* [WHAT IS NEEDED]: Below are some records. Copy every line in them that holds "text".

________________

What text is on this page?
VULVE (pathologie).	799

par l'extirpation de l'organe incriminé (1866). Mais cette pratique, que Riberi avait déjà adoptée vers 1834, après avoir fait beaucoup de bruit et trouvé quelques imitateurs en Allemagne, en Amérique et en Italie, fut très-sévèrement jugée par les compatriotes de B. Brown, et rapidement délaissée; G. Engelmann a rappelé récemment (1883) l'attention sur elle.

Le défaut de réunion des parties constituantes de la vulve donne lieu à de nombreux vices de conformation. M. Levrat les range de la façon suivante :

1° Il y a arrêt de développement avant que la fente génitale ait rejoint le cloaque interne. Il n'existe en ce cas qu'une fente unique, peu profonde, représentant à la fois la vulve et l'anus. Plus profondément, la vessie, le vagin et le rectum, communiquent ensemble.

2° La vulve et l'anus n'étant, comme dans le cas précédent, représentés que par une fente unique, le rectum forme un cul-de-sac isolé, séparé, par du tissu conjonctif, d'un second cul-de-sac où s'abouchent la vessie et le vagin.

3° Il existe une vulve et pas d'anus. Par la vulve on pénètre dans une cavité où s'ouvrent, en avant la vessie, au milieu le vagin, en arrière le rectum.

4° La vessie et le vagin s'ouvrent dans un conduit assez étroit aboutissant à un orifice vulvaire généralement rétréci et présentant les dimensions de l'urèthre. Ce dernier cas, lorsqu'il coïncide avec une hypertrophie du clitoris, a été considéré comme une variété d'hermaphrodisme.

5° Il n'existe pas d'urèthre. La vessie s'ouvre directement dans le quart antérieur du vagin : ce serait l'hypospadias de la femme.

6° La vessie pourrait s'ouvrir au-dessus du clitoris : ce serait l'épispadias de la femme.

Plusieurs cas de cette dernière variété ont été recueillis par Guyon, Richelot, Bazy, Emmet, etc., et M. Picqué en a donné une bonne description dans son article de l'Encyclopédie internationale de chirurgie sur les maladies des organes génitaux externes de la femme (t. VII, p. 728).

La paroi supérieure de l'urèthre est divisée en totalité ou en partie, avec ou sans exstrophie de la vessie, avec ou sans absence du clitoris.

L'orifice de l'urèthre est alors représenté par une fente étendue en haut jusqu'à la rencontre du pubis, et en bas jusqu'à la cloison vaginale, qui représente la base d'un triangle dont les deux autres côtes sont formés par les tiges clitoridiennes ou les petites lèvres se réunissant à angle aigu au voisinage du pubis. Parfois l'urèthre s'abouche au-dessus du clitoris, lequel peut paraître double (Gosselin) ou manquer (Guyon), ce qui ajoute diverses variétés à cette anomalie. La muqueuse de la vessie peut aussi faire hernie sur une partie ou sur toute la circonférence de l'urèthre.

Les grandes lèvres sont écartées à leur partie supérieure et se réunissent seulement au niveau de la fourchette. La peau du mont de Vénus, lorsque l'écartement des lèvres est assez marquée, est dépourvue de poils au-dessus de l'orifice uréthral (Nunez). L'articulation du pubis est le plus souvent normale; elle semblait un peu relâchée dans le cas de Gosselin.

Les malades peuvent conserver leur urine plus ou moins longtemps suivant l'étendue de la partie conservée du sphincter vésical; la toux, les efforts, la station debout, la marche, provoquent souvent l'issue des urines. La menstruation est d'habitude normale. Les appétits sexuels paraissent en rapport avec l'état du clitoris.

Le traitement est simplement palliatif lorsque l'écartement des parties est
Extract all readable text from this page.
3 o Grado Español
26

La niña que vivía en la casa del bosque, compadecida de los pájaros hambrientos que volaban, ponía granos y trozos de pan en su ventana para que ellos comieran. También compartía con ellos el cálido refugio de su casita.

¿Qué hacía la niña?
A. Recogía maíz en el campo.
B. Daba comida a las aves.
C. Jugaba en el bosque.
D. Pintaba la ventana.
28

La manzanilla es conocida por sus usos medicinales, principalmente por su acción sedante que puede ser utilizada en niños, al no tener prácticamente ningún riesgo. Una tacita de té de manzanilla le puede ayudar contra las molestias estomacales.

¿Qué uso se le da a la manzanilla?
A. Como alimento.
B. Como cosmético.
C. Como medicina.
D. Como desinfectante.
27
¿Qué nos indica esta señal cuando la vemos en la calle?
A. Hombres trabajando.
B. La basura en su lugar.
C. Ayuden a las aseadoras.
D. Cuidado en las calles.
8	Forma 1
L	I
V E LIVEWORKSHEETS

________________

* [EXPECTED ANSWER]:
What text is on this page?
Extract all readable text from this page.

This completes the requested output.